** START **
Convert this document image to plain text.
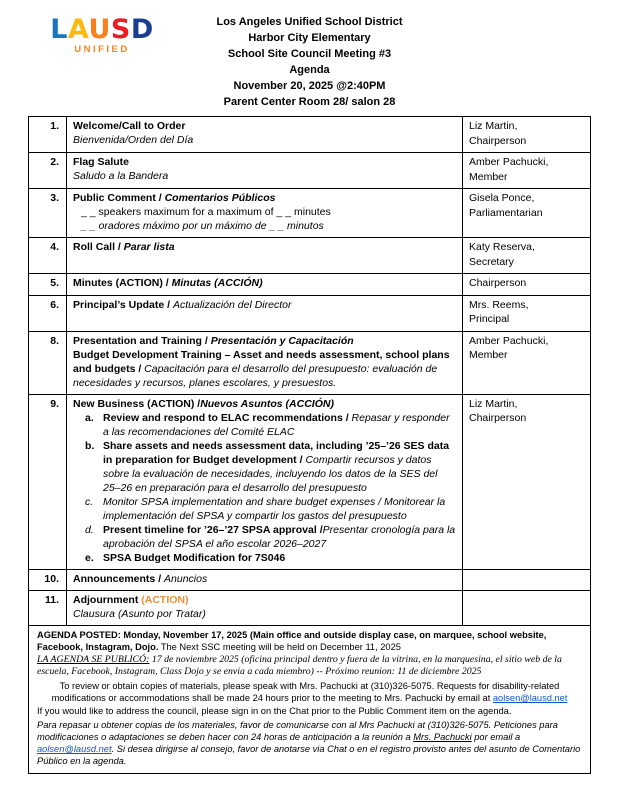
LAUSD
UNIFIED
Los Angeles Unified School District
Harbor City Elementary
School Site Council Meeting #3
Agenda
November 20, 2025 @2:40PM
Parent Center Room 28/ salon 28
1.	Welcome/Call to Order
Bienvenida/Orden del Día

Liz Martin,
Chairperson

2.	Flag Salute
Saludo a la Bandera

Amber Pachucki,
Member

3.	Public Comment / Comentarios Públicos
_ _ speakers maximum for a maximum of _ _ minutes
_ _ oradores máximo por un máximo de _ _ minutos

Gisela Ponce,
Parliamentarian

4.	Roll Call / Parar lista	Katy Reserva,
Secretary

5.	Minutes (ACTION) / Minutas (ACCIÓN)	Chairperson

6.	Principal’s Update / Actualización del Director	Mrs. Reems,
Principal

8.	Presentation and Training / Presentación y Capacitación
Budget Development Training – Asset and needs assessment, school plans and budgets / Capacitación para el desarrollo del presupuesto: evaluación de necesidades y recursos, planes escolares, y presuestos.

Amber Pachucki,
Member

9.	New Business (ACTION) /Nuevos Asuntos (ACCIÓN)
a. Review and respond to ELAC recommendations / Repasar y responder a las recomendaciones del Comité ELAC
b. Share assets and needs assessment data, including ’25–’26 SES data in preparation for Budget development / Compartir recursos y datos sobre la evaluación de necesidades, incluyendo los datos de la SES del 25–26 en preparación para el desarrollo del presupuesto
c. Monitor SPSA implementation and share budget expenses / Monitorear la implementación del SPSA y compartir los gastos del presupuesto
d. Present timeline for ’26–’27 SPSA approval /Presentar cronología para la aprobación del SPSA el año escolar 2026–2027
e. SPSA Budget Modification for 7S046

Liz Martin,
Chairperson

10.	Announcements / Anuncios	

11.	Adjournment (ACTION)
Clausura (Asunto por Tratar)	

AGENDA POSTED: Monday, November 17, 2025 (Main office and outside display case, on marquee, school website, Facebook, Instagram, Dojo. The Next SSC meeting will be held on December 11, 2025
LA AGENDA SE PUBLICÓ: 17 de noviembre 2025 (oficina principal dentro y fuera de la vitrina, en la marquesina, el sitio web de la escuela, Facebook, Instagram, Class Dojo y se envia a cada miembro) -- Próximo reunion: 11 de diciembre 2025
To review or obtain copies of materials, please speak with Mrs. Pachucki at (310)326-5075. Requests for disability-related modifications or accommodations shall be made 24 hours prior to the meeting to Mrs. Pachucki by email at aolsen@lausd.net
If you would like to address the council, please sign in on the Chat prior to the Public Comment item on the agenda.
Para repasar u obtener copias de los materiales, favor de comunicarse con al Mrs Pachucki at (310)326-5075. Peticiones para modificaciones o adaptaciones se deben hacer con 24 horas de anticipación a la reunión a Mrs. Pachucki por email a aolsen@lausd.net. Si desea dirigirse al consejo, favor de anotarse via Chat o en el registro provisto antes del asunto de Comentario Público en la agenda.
** END **
** START **
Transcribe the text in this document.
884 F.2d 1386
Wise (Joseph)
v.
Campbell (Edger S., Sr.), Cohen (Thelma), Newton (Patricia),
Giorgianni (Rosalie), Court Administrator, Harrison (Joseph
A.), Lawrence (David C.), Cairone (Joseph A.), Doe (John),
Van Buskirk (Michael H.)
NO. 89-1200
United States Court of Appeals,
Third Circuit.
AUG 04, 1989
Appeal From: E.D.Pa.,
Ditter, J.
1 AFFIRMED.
** END **
▸ **Set exercise**
Identify every line holding the word "ACCIÓN" and copy it out.

▸ **Full output**
5.	Minutes (ACTION) / Minutas (ACCIÓN)	Chairperson
9.	New Business (ACTION) /Nuevos Asuntos (ACCIÓN)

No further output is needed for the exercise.